Below are some entries. Copy each line that holds the string "防犯交通安全課".

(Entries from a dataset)
-- start --
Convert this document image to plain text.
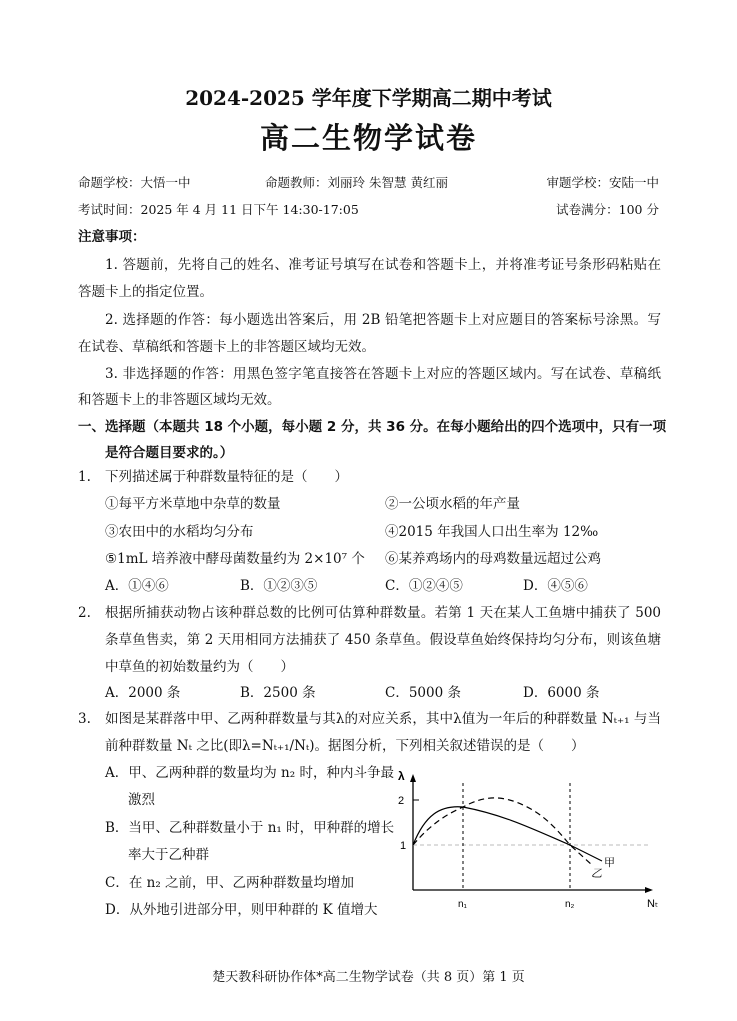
2024-2025 学年度下学期高二期中考试
高二生物学试卷
命题学校：大悟一中	命题教师：刘丽玲 朱智慧 黄红丽	审题学校：安陆一中
考试时间：2025 年 4 月 11 日下午 14:30-17:05	试卷满分：100 分
注意事项：
1. 答题前，先将自己的姓名、准考证号填写在试卷和答题卡上，并将准考证号条形码粘贴在
答题卡上的指定位置。
2. 选择题的作答：每小题选出答案后，用 2B 铅笔把答题卡上对应题目的答案标号涂黑。写
在试卷、草稿纸和答题卡上的非答题区域均无效。
3. 非选择题的作答：用黑色签字笔直接答在答题卡上对应的答题区域内。写在试卷、草稿纸
和答题卡上的非答题区域均无效。
一、选择题（本题共 18 个小题，每小题 2 分，共 36 分。在每小题给出的四个选项中，只有一项
是符合题目要求的。）
1. 下列描述属于种群数量特征的是（　　）
①每平方米草地中杂草的数量	②一公顷水稻的年产量
③农田中的水稻均匀分布	④2015 年我国人口出生率为 12‰
⑤1mL 培养液中酵母菌数量约为 2×10⁷ 个 ⑥某养鸡场内的母鸡数量远超过公鸡
A．①④⑥	B．①②③⑤	C．①②④⑤	D．④⑤⑥
2. 根据所捕获动物占该种群总数的比例可估算种群数量。若第 1 天在某人工鱼塘中捕获了 500
条草鱼售卖，第 2 天用相同方法捕获了 450 条草鱼。假设草鱼始终保持均匀分布，则该鱼塘
中草鱼的初始数量约为（　　）
A．2000 条	B．2500 条	C．5000 条	D．6000 条
3. 如图是某群落中甲、乙两种群数量与其λ的对应关系，其中λ值为一年后的种群数量 Nₜ₊₁ 与当
前种群数量 Nₜ 之比(即λ=Nₜ₊₁/Nₜ)。据图分析，下列相关叙述错误的是（　　）
A．甲、乙两种群的数量均为 n₂ 时，种内斗争最
激烈
B．当甲、乙种群数量小于 n₁ 时，甲种群的增长
率大于乙种群
C．在 n₂ 之前，甲、乙两种群数量均增加
D．从外地引进部分甲，则甲种群的 K 值增大
λ
2
1
n₁	n₂	Nₜ
甲
乙
楚天教科研协作体*高二生物学试卷（共 8 页）第 1 页
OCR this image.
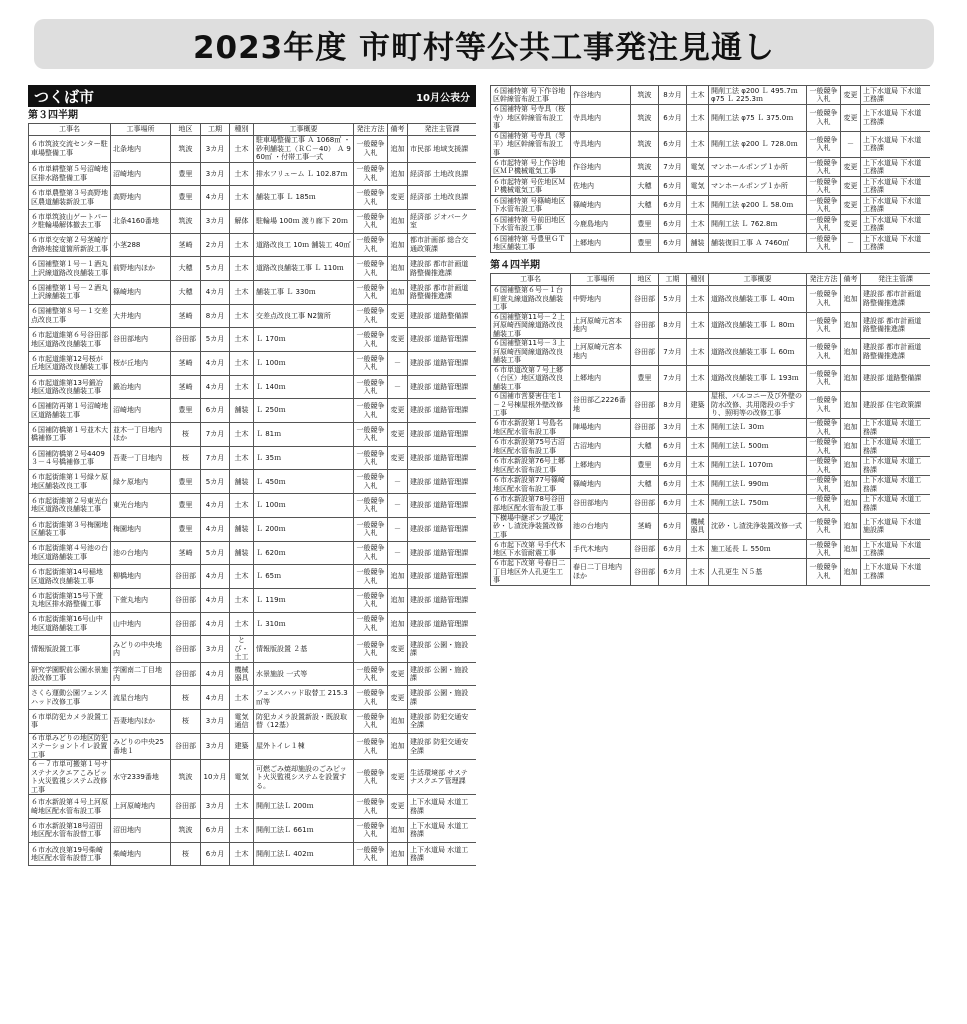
2023年度 市町村等公共工事発注見通し
つくば市	10月公表分
第３四半期
工事名	工事場所	地区	工期	種別	工事概要	発注方法	備考	発注主管課
６市筑波交流センター駐車場整備工事	北条地内	筑波	3カ月	土木	駐車場整備工事 Ａ 1068㎡ ・砂利舗装工（ＲＣ－40） Ａ 960㎡ ・付帯工事一式	一般競争入札	追加	市民部 地域支援課
６市単耕整第５号沼崎地区排水路整備工事	沼崎地内	豊里	3カ月	土木	排水フリューム Ｌ 102.87ｍ	一般競争入札	追加	経済部 土地改良課
６市単農整第３号高野地区農道舗装新設工事	高野地内	豊里	4カ月	土木	舗装工事 Ｌ 185ｍ	一般競争入札	変更	経済部 土地改良課
６市単筑波山ゲートパーク駐輪場解体撤去工事	北条4160番地	筑波	3カ月	解体	駐輪場 100ｍ 渡り廊下 20ｍ	一般競争入札	追加	経済部 ジオパーク室
６市単交安第２号茎崎庁舎跡地接道箇所新設工事	小茎288	茎崎	2カ月	土木	道路改良工 10ｍ 舗装工 40㎡	一般競争入札	追加	都市計画部 総合交通政策課
６国補整第１号－１酒丸上沢線道路改良舗装工事	前野地内ほか	大穂	5カ月	土木	道路改良舗装工事 Ｌ 110ｍ	一般競争入札	追加	建設部 都市計画道路整備推進課
６国補整第１号－２酒丸上沢線舗装工事	篠崎地内	大穂	4カ月	土木	舗装工事 Ｌ 330ｍ	一般競争入札	追加	建設部 都市計画道路整備推進課
６国補整第８号－１交差点改良工事	大井地内	茎崎	8カ月	土木	交差点改良工事 N2箇所	一般競争入札	変更	建設部 道路整備課
６市起道維第６号谷田部地区道路改良舗装工事	谷田部地内	谷田部	5カ月	土木	Ｌ 170ｍ	一般競争入札	変更	建設部 道路管理課
６市起道維第12号桜が丘地区道路改良舗装工事	桜が丘地内	茎崎	4カ月	土木	Ｌ 100ｍ	一般競争入札	－	建設部 道路管理課
６市起道維第13号鍛冶地区道路改良舗装工事	鍛冶地内	茎崎	4カ月	土木	Ｌ 140ｍ	一般競争入札	－	建設部 道路管理課
６国補防再第１号沼崎地区道路舗装工事	沼崎地内	豊里	6カ月	舗装	Ｌ 250ｍ	一般競争入札	変更	建設部 道路管理課
６国補防橋第１号並木大橋補修工事	並木一丁目地内ほか	桜	7カ月	土木	Ｌ 81ｍ	一般競争入札	変更	建設部 道路管理課
６国補防橋第２号4409３－４号橋補修工事	吾妻一丁目地内	桜	7カ月	土木	Ｌ 35ｍ	一般競争入札	変更	建設部 道路管理課
６市起街維第１号緑ケ原地区舗装改良工事	緑ケ原地内	豊里	5カ月	舗装	Ｌ 450ｍ	一般競争入札	－	建設部 道路管理課
６市起街維第２号東光台地区道路改良舗装工事	東光台地内	豊里	4カ月	土木	Ｌ 100ｍ	一般競争入札	－	建設部 道路管理課
６市起街維第３号梅園地区舗装工事	梅園地内	豊里	4カ月	舗装	Ｌ 200ｍ	一般競争入札	－	建設部 道路管理課
６市起街維第４号池の台地区道路舗装工事	池の台地内	茎崎	5カ月	舗装	Ｌ 620ｍ	一般競争入札	－	建設部 道路管理課
６市起街維第14号稲地区道路改良舗装工事	柳橋地内	谷田部	4カ月	土木	Ｌ 65ｍ	一般競争入札	追加	建設部 道路管理課
６市起街維第15号下萱丸地区排水路整備工事	下萱丸地内	谷田部	4カ月	土木	Ｌ 119ｍ	一般競争入札	追加	建設部 道路管理課
６市起街維第16号山中地区道路舗装工事	山中地内	谷田部	4カ月	土木	Ｌ 310ｍ	一般競争入札	追加	建設部 道路管理課
情報版設置工事	みどりの中央地内	谷田部	3カ月	とび・土工	情報版設置 ２基	一般競争入札	変更	建設部 公園・施設課
研究学園駅前公園水景施設改修工事	学園南二丁目地内	谷田部	4カ月	機械器具	水景施設 一式等	一般競争入札	変更	建設部 公園・施設課
さくら運動公園フェンスハッド改修工事	流星台地内	桜	4カ月	土木	フェンスハッド取替工 215.3㎡等	一般競争入札	変更	建設部 公園・施設課
６市単防犯カメラ設置工事	吾妻地内ほか	桜	3カ月	電気通信	防犯カメラ設置新設・既設取替（12基）	一般競争入札	追加	建設部 防犯交通安全課
６市単みどりの地区防犯ステーショントイレ設置工事	みどりの中央25番地１	谷田部	3カ月	建築	屋外トイレ１棟	一般競争入札	追加	建設部 防犯交通安全課
６－７市単可搬第１号サステナスクエアこみピット火災監視システム改修工事	水守2339番地	筑波	10カ月	電気	可燃ごみ焼却施設のごみピット火災監視システムを設置する。	一般競争入札	変更	生活環境部 サステナスクエア管理課
６市水新設第４号上河原崎地区配水管布設工事	上河原崎地内	谷田部	3カ月	土木	開削工法Ｌ 200ｍ	一般競争入札	変更	上下水道局 水道工務課
６市水新設第18号沼田地区配水管布設替工事	沼田地内	筑波	6カ月	土木	開削工法Ｌ 661ｍ	一般競争入札	追加	上下水道局 水道工務課
６市水改良第19号柴崎地区配水管布設替工事	柴崎地内	桜	6カ月	土木	開削工法Ｌ 402ｍ	一般競争入札	追加	上下水道局 水道工務課
６国補特第 号下作谷地区幹線管布設工事	作谷地内	筑波	8カ月	土木	開削工法 φ200 Ｌ 495.7ｍ φ75 Ｌ 225.3ｍ	一般競争入札	変更	上下水道局 下水道工務課
６国補特第 号寺具（桜寺）地区幹線管布設工事	寺具地内	筑波	6カ月	土木	開削工法 φ75 Ｌ 375.0ｍ	一般競争入札	変更	上下水道局 下水道工務課
６国補特第 号寺具（琴平）地区幹線管布設工事	寺具地内	筑波	6カ月	土木	開削工法 φ200 Ｌ 728.0ｍ	一般競争入札	－	上下水道局 下水道工務課
６市起特第 号上作谷地区ＭＰ機械電気工事	作谷地内	筑波	7カ月	電気	マンホールポンプ１か所	一般競争入札	変更	上下水道局 下水道工務課
６市起特第 号佐地区ＭＰ機械電気工事	佐地内	大穂	6カ月	電気	マンホールポンプ１か所	一般競争入札	変更	上下水道局 下水道工務課
６国補特第 号篠崎地区下水管布設工事	篠崎地内	大穂	6カ月	土木	開削工法 φ200 Ｌ 58.0ｍ	一般競争入札	変更	上下水道局 下水道工務課
６国補特第 号前田地区下水管布設工事	今鹿島地内	豊里	6カ月	土木	開削工法 Ｌ 762.8ｍ	一般競争入札	変更	上下水道局 下水道工務課
６国補特第 号豊里ＧＴ地区舗装工事	上郷地内	豊里	6カ月	舗装	舗装復旧工事 Ａ 7460㎡	一般競争入札	－	上下水道局 下水道工務課
第４四半期
工事名	工事場所	地区	工期	種別	工事概要	発注方法	備考	発注主管課
６国補整第６号－１台町萱丸線道路改良舗装工事	中野地内	谷田部	5カ月	土木	道路改良舗装工事 Ｌ 40ｍ	一般競争入札	追加	建設部 都市計画道路整備推進課
６国補整第11号－２上河原崎西岡線道路改良舗装工事	上河原崎元宮本地内	谷田部	8カ月	土木	道路改良舗装工事 Ｌ 80ｍ	一般競争入札	追加	建設部 都市計画道路整備推進課
６国補整第11号－３上河原崎西岡線道路改良舗装工事	上河原崎元宮本地内	谷田部	7カ月	土木	道路改良舗装工事 Ｌ 60ｍ	一般競争入札	追加	建設部 都市計画道路整備推進課
６市単道改第７号上郷（台区）地区道路改良舗装工事	上郷地内	豊里	7カ月	土木	道路改良舗装工事 Ｌ 193ｍ	一般競争入札	追加	建設部 道路整備課
６国補市営要害住宅１－２号棟屋根外壁改修工事	谷田部乙2226番地	谷田部	8カ月	建築	屋根、バルコニー及び外壁の防水改修、共用階段の手すり、照明等の改修工事	一般競争入札	追加	建設部 住宅政策課
６市水新設第１号島名地区配水管布設工事	陣場地内	谷田部	3カ月	土木	開削工法Ｌ 30ｍ	一般競争入札	追加	上下水道局 水道工務課
６市水新設第75号古沼地区配水管布設工事	古沼地内	大穂	6カ月	土木	開削工法Ｌ 500ｍ	一般競争入札	追加	上下水道局 水道工務課
６市水新設第76号上郷地区配水管布設工事	上郷地内	豊里	6カ月	土木	開削工法Ｌ 1070ｍ	一般競争入札	追加	上下水道局 水道工務課
６市水新設第77号篠崎地区配水管布設工事	篠崎地内	大穂	6カ月	土木	開削工法Ｌ 990ｍ	一般競争入札	追加	上下水道局 水道工務課
６市水新設第78号谷田部地区配水管布設工事	谷田部地内	谷田部	6カ月	土木	開削工法Ｌ 750ｍ	一般競争入札	追加	上下水道局 水道工務課
下横場中継ポンプ場沈砂・し渣洗浄装置改修工事	池の台地内	茎崎	6カ月	機械器具	沈砂・し渣洗浄装置改修一式	一般競争入札	追加	上下水道局 下水道施設課
６市起下改第 号手代木地区下水管耐震工事	手代木地内	谷田部	6カ月	土木	施工延長 Ｌ 550ｍ	一般競争入札	追加	上下水道局 下水道工務課
６市起下改第 号春日二丁目地区外人孔更生工事	春日二丁目地内ほか	谷田部	6カ月	土木	人孔更生 Ｎ５基	一般競争入札	追加	上下水道局 下水道工務課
-- end --
**Expected answer**:
６市単防犯カメラ設置工事	吾妻地内ほか	桜	3カ月	電気通信	防犯カメラ設置新設・既設取替（12基）	一般競争入札	追加	建設部 防犯交通安全課
６市単みどりの地区防犯ステーショントイレ設置工事	みどりの中央25番地１	谷田部	3カ月	建築	屋外トイレ１棟	一般競争入札	追加	建設部 防犯交通安全課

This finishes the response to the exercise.